┌──
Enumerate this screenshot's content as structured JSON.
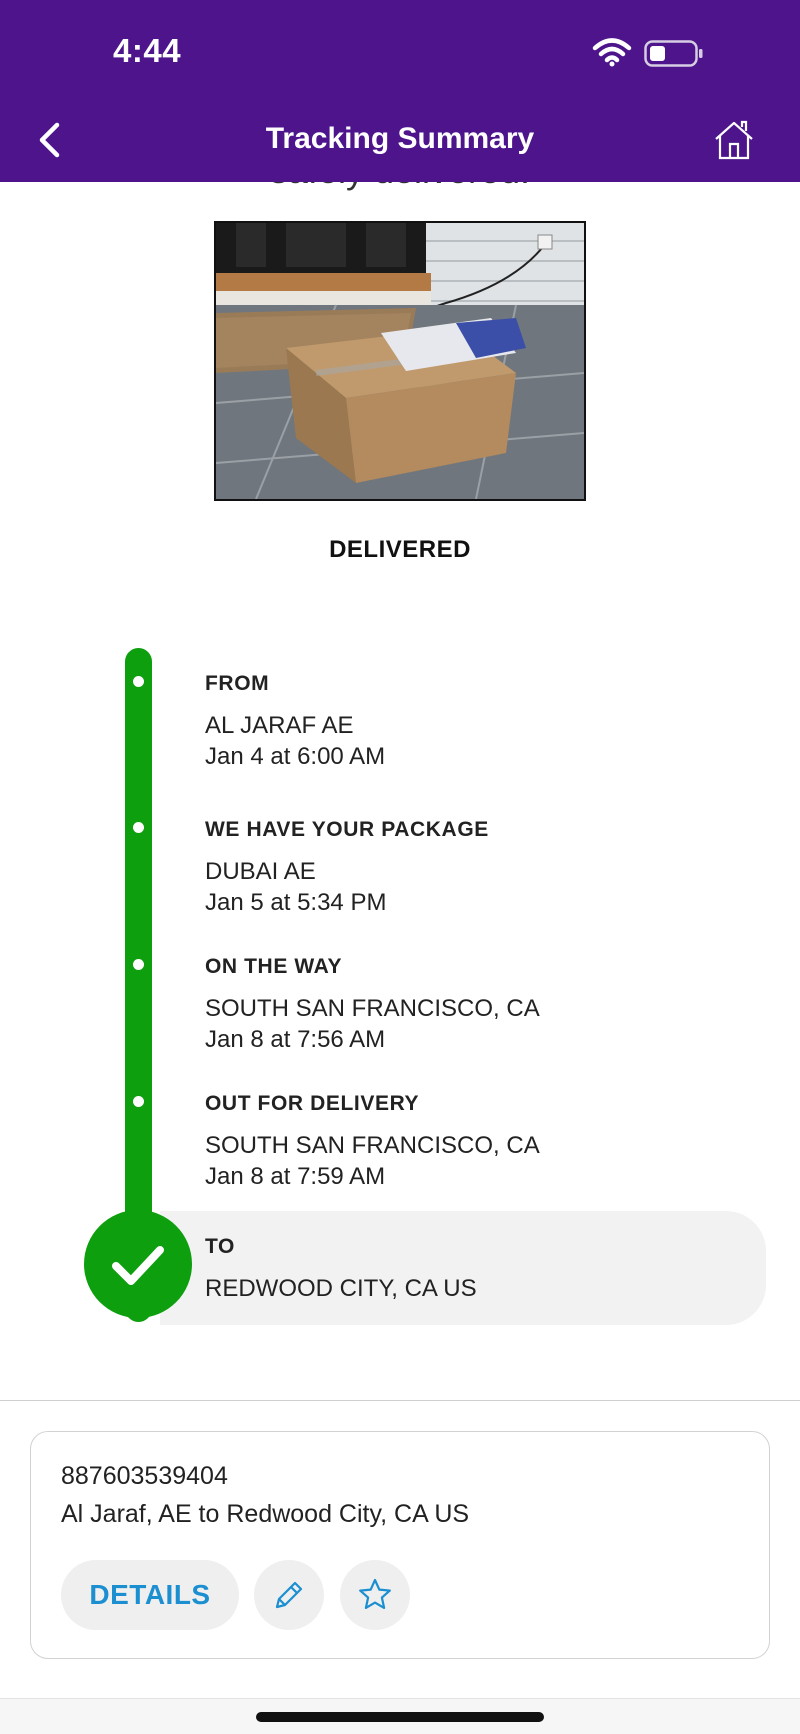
{
  "status_bar": {
    "time": "4:44",
    "wifi_icon": "wifi-icon",
    "battery_icon": "battery-icon"
  },
  "header": {
    "title": "Tracking Summary",
    "back_icon": "chevron-left-icon",
    "home_icon": "home-icon",
    "color": "#4d148c"
  },
  "delivery_message_partial": "safely delivered.",
  "photo": {
    "zoom_icon": "zoom-in-icon"
  },
  "status": "DELIVERED",
  "timeline": {
    "color": "#0e9f0e",
    "events": [
      {
        "title": "FROM",
        "location": "AL JARAF AE",
        "time": "Jan 4 at 6:00 AM"
      },
      {
        "title": "WE HAVE YOUR PACKAGE",
        "location": "DUBAI AE",
        "time": "Jan 5 at 5:34 PM"
      },
      {
        "title": "ON THE WAY",
        "location": "SOUTH SAN FRANCISCO, CA",
        "time": "Jan 8 at 7:56 AM"
      },
      {
        "title": "OUT FOR DELIVERY",
        "location": "SOUTH SAN FRANCISCO, CA",
        "time": "Jan 8 at 7:59 AM"
      }
    ],
    "destination": {
      "title": "TO",
      "location": "REDWOOD CITY, CA  US",
      "icon": "checkmark-icon"
    }
  },
  "shipment": {
    "tracking_number": "887603539404",
    "route": "Al Jaraf, AE to Redwood City, CA US",
    "details_label": "DETAILS",
    "edit_icon": "pencil-icon",
    "favorite_icon": "star-icon",
    "accent": "#1b8fd0"
  }
}
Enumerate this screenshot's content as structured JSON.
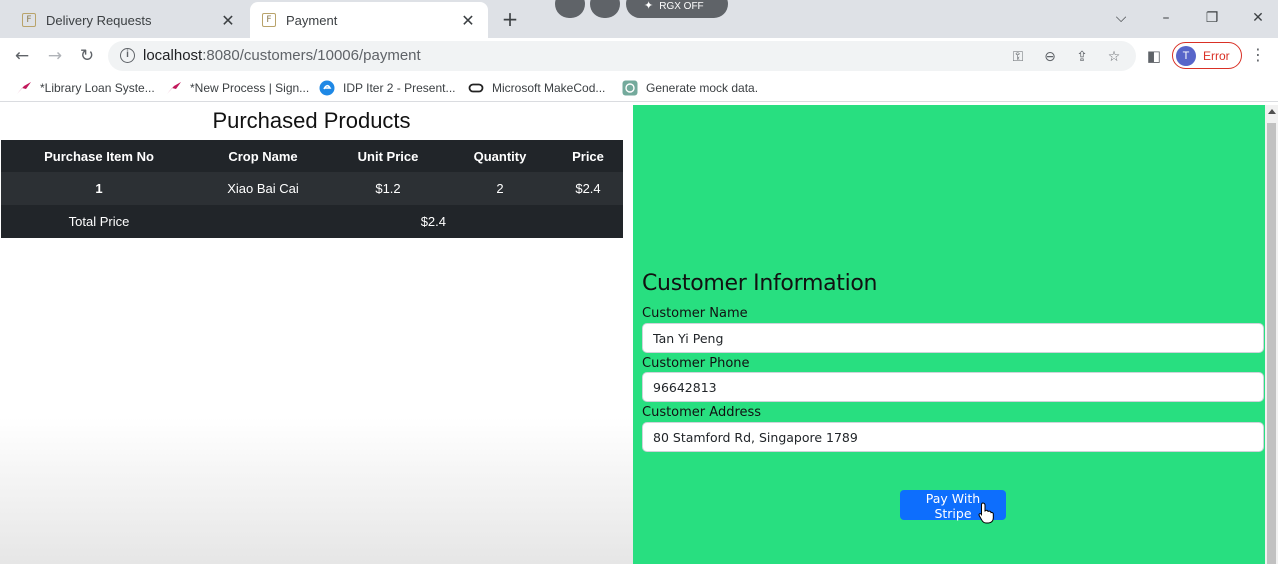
{
  "browser": {
    "tabs": [
      {
        "label": "Delivery Requests",
        "favicon": "F",
        "active": false
      },
      {
        "label": "Payment",
        "favicon": "F",
        "active": true
      }
    ],
    "extension_label": "RGX OFF",
    "url_host": "localhost",
    "url_path": ":8080/customers/10006/payment",
    "profile": {
      "initial": "T",
      "status": "Error"
    },
    "bookmarks": [
      "*Library Loan Syste...",
      "*New Process | Sign...",
      "IDP Iter 2 - Present...",
      "Microsoft MakeCod...",
      "Generate mock data."
    ]
  },
  "products": {
    "heading": "Purchased Products",
    "columns": [
      "Purchase Item No",
      "Crop Name",
      "Unit Price",
      "Quantity",
      "Price"
    ],
    "rows": [
      {
        "no": "1",
        "crop": "Xiao Bai Cai",
        "unit_price": "$1.2",
        "quantity": "2",
        "price": "$2.4"
      }
    ],
    "total_label": "Total Price",
    "total_value": "$2.4"
  },
  "customer": {
    "heading": "Customer Information",
    "name_label": "Customer Name",
    "name_value": "Tan Yi Peng",
    "phone_label": "Customer Phone",
    "phone_value": "96642813",
    "address_label": "Customer Address",
    "address_value": "80 Stamford Rd, Singapore 1789",
    "pay_button": "Pay With Stripe"
  },
  "colors": {
    "panel_green": "#28df80",
    "table_dark": "#212529",
    "pay_blue": "#0d6efd",
    "profile_error": "#d93025"
  }
}
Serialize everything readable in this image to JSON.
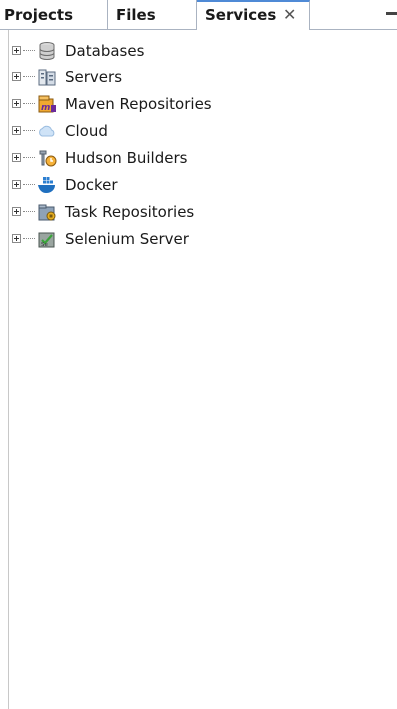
{
  "tabs": [
    {
      "label": "Projects",
      "active": false
    },
    {
      "label": "Files",
      "active": false
    },
    {
      "label": "Services",
      "active": true
    }
  ],
  "close_glyph": "✕",
  "tree": {
    "items": [
      {
        "label": "Databases",
        "icon": "database-icon"
      },
      {
        "label": "Servers",
        "icon": "servers-icon"
      },
      {
        "label": "Maven Repositories",
        "icon": "maven-repositories-icon"
      },
      {
        "label": "Cloud",
        "icon": "cloud-icon"
      },
      {
        "label": "Hudson Builders",
        "icon": "hudson-builders-icon"
      },
      {
        "label": "Docker",
        "icon": "docker-icon"
      },
      {
        "label": "Task Repositories",
        "icon": "task-repositories-icon"
      },
      {
        "label": "Selenium Server",
        "icon": "selenium-server-icon"
      }
    ]
  },
  "colors": {
    "active_tab_accent": "#4f8ad6",
    "border": "#aab3c1",
    "text": "#1a1a1a"
  }
}
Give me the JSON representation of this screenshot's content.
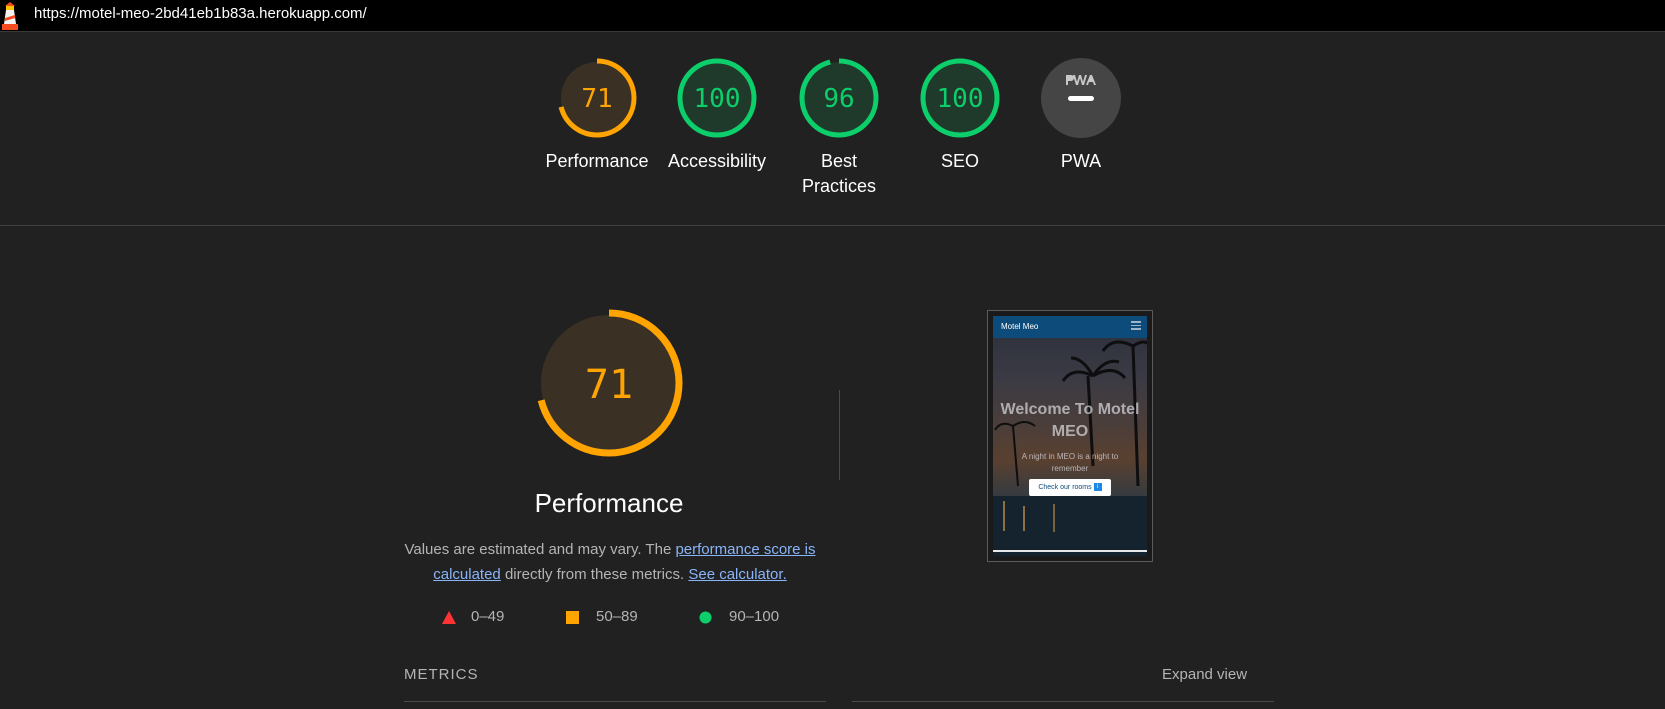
{
  "topbar": {
    "url": "https://motel-meo-2bd41eb1b83a.herokuapp.com/"
  },
  "gauges": [
    {
      "score": 71,
      "label": "Performance",
      "status": "average",
      "color": "#ffa400"
    },
    {
      "score": 100,
      "label": "Accessibility",
      "status": "pass",
      "color": "#0cce6b"
    },
    {
      "score": 96,
      "label": "Best Practices",
      "status": "pass",
      "color": "#0cce6b"
    },
    {
      "score": 100,
      "label": "SEO",
      "status": "pass",
      "color": "#0cce6b"
    },
    {
      "score": null,
      "label": "PWA",
      "status": "na",
      "icon": "pwa-icon"
    }
  ],
  "performance": {
    "score": 71,
    "title": "Performance",
    "desc_prefix": "Values are estimated and may vary. The ",
    "desc_link1": "performance score is calculated",
    "desc_middle": " directly from these metrics.",
    "desc_link2": "See calculator."
  },
  "legend": [
    {
      "range": "0–49",
      "icon": "triangle-icon",
      "color": "#ff3333"
    },
    {
      "range": "50–89",
      "icon": "square-icon",
      "color": "#ffa400"
    },
    {
      "range": "90–100",
      "icon": "circle-icon",
      "color": "#0cce6b"
    }
  ],
  "screenshot": {
    "brand": "Motel Meo",
    "heading": "Welcome To Motel MEO",
    "subheading": "A night in MEO is a night to remember",
    "button": "Check our rooms"
  },
  "metrics": {
    "label": "METRICS",
    "expand": "Expand view"
  }
}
└──
List every line above containing the word "JSON".

Enumerate this screenshot's content as structured JSON.
Enumerate this screenshot's content as structured JSON.
Serialize everything readable in this image to JSON.
Give me the JSON representation of this screenshot's content.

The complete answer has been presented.